> What you will do: Transcribe each entry below exactly. Pictures do not go in the copy.

— start of Data shown —

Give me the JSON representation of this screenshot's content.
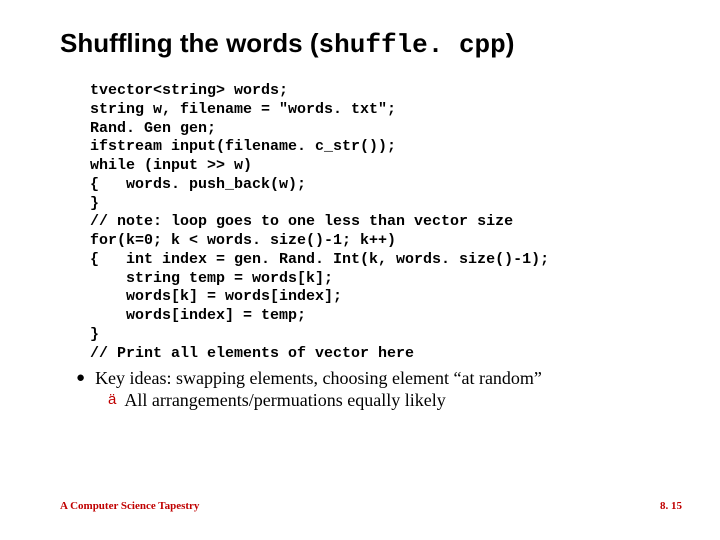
{
  "title_prefix": "Shuffling the words (",
  "title_mono": "shuffle. cpp",
  "title_suffix": ")",
  "code": "tvector<string> words;\nstring w, filename = \"words. txt\";\nRand. Gen gen;\nifstream input(filename. c_str());\nwhile (input >> w)\n{   words. push_back(w);\n}\n// note: loop goes to one less than vector size\nfor(k=0; k < words. size()-1; k++)\n{   int index = gen. Rand. Int(k, words. size()-1);\n    string temp = words[k];\n    words[k] = words[index];\n    words[index] = temp;\n}\n// Print all elements of vector here",
  "bullet": "Key ideas: swapping elements, choosing element “at random”",
  "sub": "All arrangements/permuations equally likely",
  "footer_left": "A Computer Science Tapestry",
  "footer_right": "8. 15"
}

— end of Data shown —

> Output of the task:
Give me the JSON representation of this screenshot's content.
{
  "title_prefix": "Shuffling the words (",
  "title_mono": "shuffle. cpp",
  "title_suffix": ")",
  "code": "tvector<string> words;\nstring w, filename = \"words. txt\";\nRand. Gen gen;\nifstream input(filename. c_str());\nwhile (input >> w)\n{   words. push_back(w);\n}\n// note: loop goes to one less than vector size\nfor(k=0; k < words. size()-1; k++)\n{   int index = gen. Rand. Int(k, words. size()-1);\n    string temp = words[k];\n    words[k] = words[index];\n    words[index] = temp;\n}\n// Print all elements of vector here",
  "bullet": "Key ideas: swapping elements, choosing element “at random”",
  "sub": "All arrangements/permuations equally likely",
  "footer_left": "A Computer Science Tapestry",
  "footer_right": "8. 15"
}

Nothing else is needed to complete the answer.